◆ **INSTRUCTIONS FOR THE TASK**: Word for word, give the material below again, minus any images.

# Start of DATA FOR PROCESSING

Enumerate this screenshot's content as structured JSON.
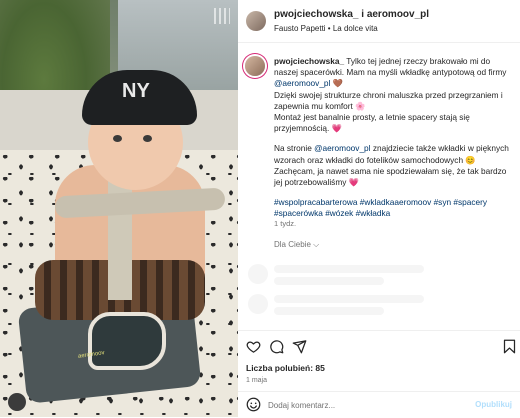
{
  "post": {
    "header": {
      "username": "pwojciechowska_ i aeromoov_pl",
      "music": "Fausto Papetti • La dolce vita"
    },
    "photo": {
      "cap_logo": "NY",
      "mat_label": "aeromoov"
    },
    "caption": {
      "username": "pwojciechowska_",
      "line1": " Tylko tej jednej rzeczy brakowało mi do naszej spacerówki. Mam na myśli wkładkę antypotową od firmy ",
      "mention1": "@aeromoov_pl",
      "emoji1": " 🤎",
      "line2": "Dzięki swojej strukturze chroni maluszka przed przegrzaniem i zapewnia mu komfort 🌸",
      "line3": "Montaż jest banalnie prosty, a letnie spacery stają się przyjemnością. 💗",
      "line4a": "Na stronie ",
      "mention2": "@aeromoov_pl",
      "line4b": " znajdziecie także wkładki w pięknych wzorach oraz wkładki do fotelików samochodowych 😊",
      "line5": "Zachęcam, ja nawet sama nie spodziewałam się, że tak bardzo jej potrzebowaliśmy 💗",
      "hashtags": "#wspolpracabarterowa #wkladkaaeromoov #syn #spacery #spacerówka #wózek #wkładka",
      "time": "1 tydz.",
      "translate": "Dla Ciebie ⌵"
    },
    "likes": "Liczba polubień: 85",
    "date": "1 maja",
    "comment": {
      "placeholder": "Dodaj komentarz...",
      "publish": "Opublikuj"
    }
  },
  "icons": [
    "heart-icon",
    "comment-icon",
    "share-icon",
    "bookmark-icon",
    "emoji-icon"
  ],
  "colors": {
    "link": "#00376b",
    "muted": "#737373",
    "publish_disabled": "#b2dffc",
    "story_ring": "#d62976"
  }
}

# End of DATA FOR PROCESSING

◆ **COMPLETE OUTPUT**:
Enumerate this screenshot's content as structured JSON.
{
  "post": {
    "header": {
      "username": "pwojciechowska_ i aeromoov_pl",
      "music": "Fausto Papetti • La dolce vita"
    },
    "photo": {
      "cap_logo": "NY",
      "mat_label": "aeromoov"
    },
    "caption": {
      "username": "pwojciechowska_",
      "line1": " Tylko tej jednej rzeczy brakowało mi do naszej spacerówki. Mam na myśli wkładkę antypotową od firmy ",
      "mention1": "@aeromoov_pl",
      "emoji1": " 🤎",
      "line2": "Dzięki swojej strukturze chroni maluszka przed przegrzaniem i zapewnia mu komfort 🌸",
      "line3": "Montaż jest banalnie prosty, a letnie spacery stają się przyjemnością. 💗",
      "line4a": "Na stronie ",
      "mention2": "@aeromoov_pl",
      "line4b": " znajdziecie także wkładki w pięknych wzorach oraz wkładki do fotelików samochodowych 😊",
      "line5": "Zachęcam, ja nawet sama nie spodziewałam się, że tak bardzo jej potrzebowaliśmy 💗",
      "hashtags": "#wspolpracabarterowa #wkladkaaeromoov #syn #spacery #spacerówka #wózek #wkładka",
      "time": "1 tydz.",
      "translate": "Dla Ciebie ⌵"
    },
    "likes": "Liczba polubień: 85",
    "date": "1 maja",
    "comment": {
      "placeholder": "Dodaj komentarz...",
      "publish": "Opublikuj"
    }
  },
  "icons": [
    "heart-icon",
    "comment-icon",
    "share-icon",
    "bookmark-icon",
    "emoji-icon"
  ],
  "colors": {
    "link": "#00376b",
    "muted": "#737373",
    "publish_disabled": "#b2dffc",
    "story_ring": "#d62976"
  }
}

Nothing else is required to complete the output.